### WHAT YOU HAVE TO DO
Retype the material in full, keeping every word the same.

===

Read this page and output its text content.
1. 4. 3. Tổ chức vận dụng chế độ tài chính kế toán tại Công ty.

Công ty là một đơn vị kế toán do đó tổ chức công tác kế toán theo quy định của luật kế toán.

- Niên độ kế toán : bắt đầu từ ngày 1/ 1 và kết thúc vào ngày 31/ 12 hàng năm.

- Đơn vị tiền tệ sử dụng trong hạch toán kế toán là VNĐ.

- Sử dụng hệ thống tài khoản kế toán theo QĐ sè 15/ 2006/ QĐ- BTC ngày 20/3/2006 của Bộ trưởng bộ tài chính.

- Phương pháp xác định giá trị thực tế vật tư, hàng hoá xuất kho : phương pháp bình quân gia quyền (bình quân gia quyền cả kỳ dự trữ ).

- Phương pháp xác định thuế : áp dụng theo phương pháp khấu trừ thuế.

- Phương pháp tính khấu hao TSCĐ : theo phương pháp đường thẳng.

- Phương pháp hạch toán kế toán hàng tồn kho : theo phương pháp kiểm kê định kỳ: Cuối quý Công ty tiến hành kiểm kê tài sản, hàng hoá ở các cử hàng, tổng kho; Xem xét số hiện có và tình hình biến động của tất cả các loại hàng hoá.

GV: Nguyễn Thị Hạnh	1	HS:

===

### COMPLETED EXERCISE
Read this page and output its text content.
1. 4. 3. Tổ chức vận dụng chế độ tài chính kế toán tại Công ty.

Công ty là một đơn vị kế toán do đó tổ chức công tác kế toán theo quy định của luật kế toán.

- Niên độ kế toán : bắt đầu từ ngày 1/ 1 và kết thúc vào ngày 31/ 12 hàng năm.

- Đơn vị tiền tệ sử dụng trong hạch toán kế toán là VNĐ.

- Sử dụng hệ thống tài khoản kế toán theo QĐ sè 15/ 2006/ QĐ- BTC ngày 20/3/2006 của Bộ trưởng bộ tài chính.

- Phương pháp xác định giá trị thực tế vật tư, hàng hoá xuất kho : phương pháp bình quân gia quyền (bình quân gia quyền cả kỳ dự trữ ).

- Phương pháp xác định thuế : áp dụng theo phương pháp khấu trừ thuế.

- Phương pháp tính khấu hao TSCĐ : theo phương pháp đường thẳng.

- Phương pháp hạch toán kế toán hàng tồn kho : theo phương pháp kiểm kê định kỳ: Cuối quý Công ty tiến hành kiểm kê tài sản, hàng hoá ở các cử hàng, tổng kho; Xem xét số hiện có và tình hình biến động của tất cả các loại hàng hoá.

GV: Nguyễn Thị Hạnh	1	HS:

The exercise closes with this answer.